%%

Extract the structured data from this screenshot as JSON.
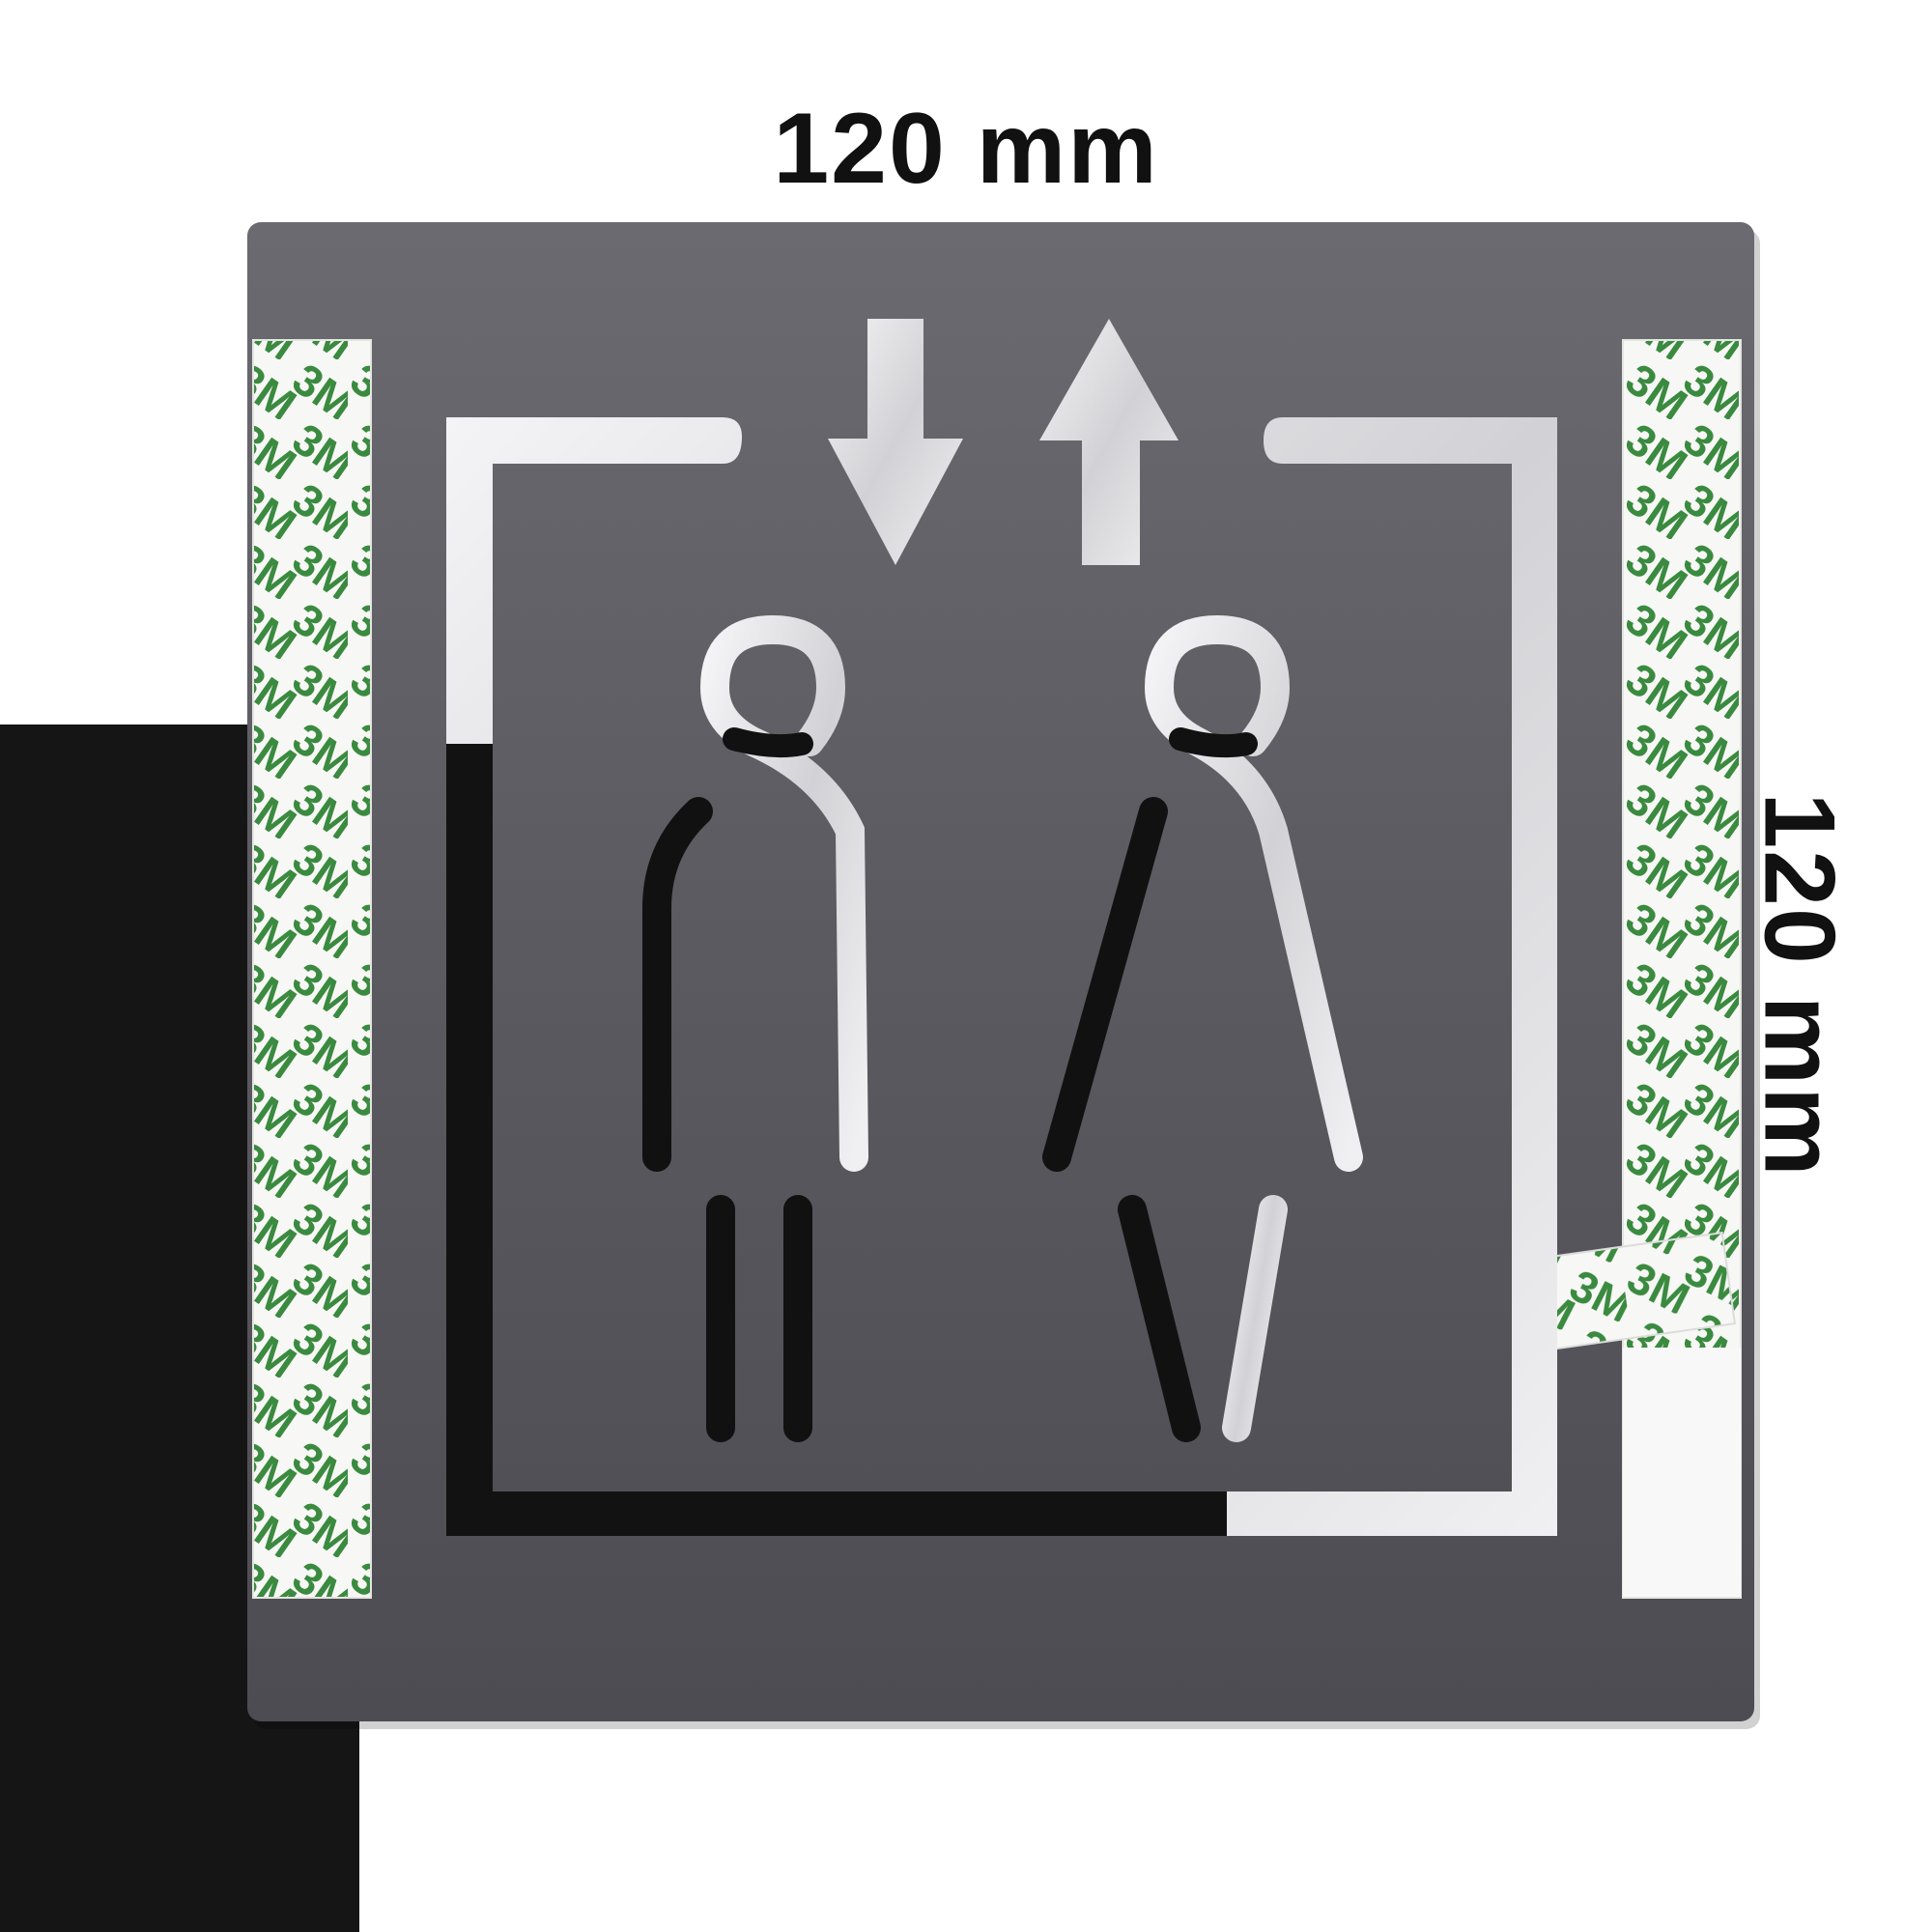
{
  "dimensions": {
    "width_label": "120 mm",
    "height_label": "120 mm"
  },
  "sign": {
    "subject": "elevator pictogram sign",
    "icons": [
      "arrow-down-icon",
      "arrow-up-icon",
      "man-icon",
      "woman-icon"
    ],
    "colors": {
      "plate": "#5a5a60",
      "mirror": "#e9e9ec",
      "tape_green": "#3a8a3f"
    }
  },
  "adhesive_tape": {
    "brand_mark": "3M"
  }
}
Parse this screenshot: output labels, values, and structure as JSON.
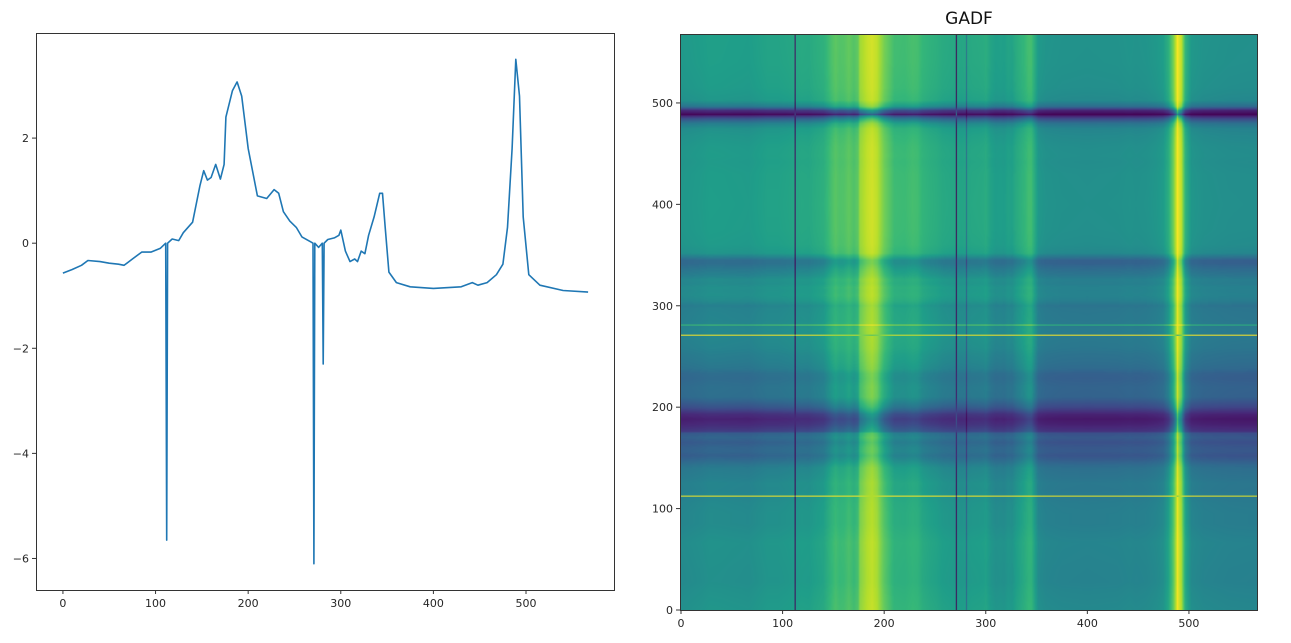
{
  "chart_data": [
    {
      "type": "line",
      "title": "",
      "xlabel": "",
      "ylabel": "",
      "xlim": [
        -28,
        595
      ],
      "ylim": [
        -6.6,
        4.0
      ],
      "grid": false,
      "xticks": [
        "0",
        "100",
        "200",
        "300",
        "400",
        "500"
      ],
      "xtick_values": [
        0,
        100,
        200,
        300,
        400,
        500
      ],
      "yticks": [
        "−6",
        "−4",
        "−2",
        "0",
        "2"
      ],
      "ytick_values": [
        -6,
        -4,
        -2,
        0,
        2
      ],
      "color": "#1f77b4",
      "series": [
        {
          "x": [
            0,
            10,
            20,
            27,
            40,
            50,
            60,
            66,
            75,
            85,
            95,
            105,
            111,
            112,
            113,
            118,
            125,
            130,
            140,
            148,
            152,
            156,
            160,
            165,
            170,
            174,
            176,
            183,
            188,
            193,
            200,
            210,
            220,
            228,
            233,
            238,
            245,
            252,
            258,
            268,
            270,
            271,
            272,
            276,
            280,
            281,
            282,
            286,
            293,
            298,
            300,
            305,
            310,
            315,
            318,
            322,
            326,
            330,
            336,
            342,
            345,
            348,
            352,
            360,
            375,
            400,
            430,
            442,
            448,
            458,
            468,
            475,
            480,
            485,
            489,
            493,
            497,
            503,
            515,
            540,
            567
          ],
          "y": [
            -0.57,
            -0.5,
            -0.42,
            -0.33,
            -0.35,
            -0.38,
            -0.4,
            -0.42,
            -0.3,
            -0.17,
            -0.17,
            -0.1,
            0.0,
            -5.65,
            0.0,
            0.08,
            0.05,
            0.2,
            0.4,
            1.1,
            1.38,
            1.2,
            1.25,
            1.5,
            1.22,
            1.5,
            2.4,
            2.9,
            3.07,
            2.8,
            1.8,
            0.9,
            0.85,
            1.02,
            0.95,
            0.6,
            0.42,
            0.3,
            0.12,
            0.02,
            0.0,
            -6.1,
            0.0,
            -0.08,
            0.0,
            -2.3,
            0.0,
            0.07,
            0.1,
            0.15,
            0.25,
            -0.15,
            -0.35,
            -0.3,
            -0.35,
            -0.15,
            -0.2,
            0.15,
            0.5,
            0.95,
            0.95,
            0.3,
            -0.55,
            -0.75,
            -0.83,
            -0.86,
            -0.83,
            -0.75,
            -0.8,
            -0.75,
            -0.6,
            -0.4,
            0.3,
            1.8,
            3.5,
            2.8,
            0.5,
            -0.6,
            -0.8,
            -0.9,
            -0.93
          ]
        }
      ]
    },
    {
      "type": "heatmap",
      "title": "GADF",
      "xlabel": "",
      "ylabel": "",
      "colormap": "viridis",
      "source": "Gramian Angular Difference Field of the left series",
      "xlim": [
        0,
        567
      ],
      "ylim": [
        0,
        567
      ],
      "origin": "lower",
      "xticks": [
        "0",
        "100",
        "200",
        "300",
        "400",
        "500"
      ],
      "xtick_values": [
        0,
        100,
        200,
        300,
        400,
        500
      ],
      "yticks": [
        "0",
        "100",
        "200",
        "300",
        "400",
        "500"
      ],
      "ytick_values": [
        0,
        100,
        200,
        300,
        400,
        500
      ]
    }
  ]
}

%%

*What is required:* Give back all entries exactly. No pictures belong in the copy.

*Final result:*
Extract the structured data from this screenshot as JSON.
{
  "dimensions": {
    "width_label": "120 mm",
    "height_label": "120 mm"
  },
  "sign": {
    "subject": "elevator pictogram sign",
    "icons": [
      "arrow-down-icon",
      "arrow-up-icon",
      "man-icon",
      "woman-icon"
    ],
    "colors": {
      "plate": "#5a5a60",
      "mirror": "#e9e9ec",
      "tape_green": "#3a8a3f"
    }
  },
  "adhesive_tape": {
    "brand_mark": "3M"
  }
}
Parse this screenshot: output labels, values, and structure as JSON.
{
  "chart_data": [
    {
      "type": "line",
      "title": "",
      "xlabel": "",
      "ylabel": "",
      "xlim": [
        -28,
        595
      ],
      "ylim": [
        -6.6,
        4.0
      ],
      "grid": false,
      "xticks": [
        "0",
        "100",
        "200",
        "300",
        "400",
        "500"
      ],
      "xtick_values": [
        0,
        100,
        200,
        300,
        400,
        500
      ],
      "yticks": [
        "−6",
        "−4",
        "−2",
        "0",
        "2"
      ],
      "ytick_values": [
        -6,
        -4,
        -2,
        0,
        2
      ],
      "color": "#1f77b4",
      "series": [
        {
          "x": [
            0,
            10,
            20,
            27,
            40,
            50,
            60,
            66,
            75,
            85,
            95,
            105,
            111,
            112,
            113,
            118,
            125,
            130,
            140,
            148,
            152,
            156,
            160,
            165,
            170,
            174,
            176,
            183,
            188,
            193,
            200,
            210,
            220,
            228,
            233,
            238,
            245,
            252,
            258,
            268,
            270,
            271,
            272,
            276,
            280,
            281,
            282,
            286,
            293,
            298,
            300,
            305,
            310,
            315,
            318,
            322,
            326,
            330,
            336,
            342,
            345,
            348,
            352,
            360,
            375,
            400,
            430,
            442,
            448,
            458,
            468,
            475,
            480,
            485,
            489,
            493,
            497,
            503,
            515,
            540,
            567
          ],
          "y": [
            -0.57,
            -0.5,
            -0.42,
            -0.33,
            -0.35,
            -0.38,
            -0.4,
            -0.42,
            -0.3,
            -0.17,
            -0.17,
            -0.1,
            0.0,
            -5.65,
            0.0,
            0.08,
            0.05,
            0.2,
            0.4,
            1.1,
            1.38,
            1.2,
            1.25,
            1.5,
            1.22,
            1.5,
            2.4,
            2.9,
            3.07,
            2.8,
            1.8,
            0.9,
            0.85,
            1.02,
            0.95,
            0.6,
            0.42,
            0.3,
            0.12,
            0.02,
            0.0,
            -6.1,
            0.0,
            -0.08,
            0.0,
            -2.3,
            0.0,
            0.07,
            0.1,
            0.15,
            0.25,
            -0.15,
            -0.35,
            -0.3,
            -0.35,
            -0.15,
            -0.2,
            0.15,
            0.5,
            0.95,
            0.95,
            0.3,
            -0.55,
            -0.75,
            -0.83,
            -0.86,
            -0.83,
            -0.75,
            -0.8,
            -0.75,
            -0.6,
            -0.4,
            0.3,
            1.8,
            3.5,
            2.8,
            0.5,
            -0.6,
            -0.8,
            -0.9,
            -0.93
          ]
        }
      ]
    },
    {
      "type": "heatmap",
      "title": "GADF",
      "xlabel": "",
      "ylabel": "",
      "colormap": "viridis",
      "source": "Gramian Angular Difference Field of the left series",
      "xlim": [
        0,
        567
      ],
      "ylim": [
        0,
        567
      ],
      "origin": "lower",
      "xticks": [
        "0",
        "100",
        "200",
        "300",
        "400",
        "500"
      ],
      "xtick_values": [
        0,
        100,
        200,
        300,
        400,
        500
      ],
      "yticks": [
        "0",
        "100",
        "200",
        "300",
        "400",
        "500"
      ],
      "ytick_values": [
        0,
        100,
        200,
        300,
        400,
        500
      ]
    }
  ]
}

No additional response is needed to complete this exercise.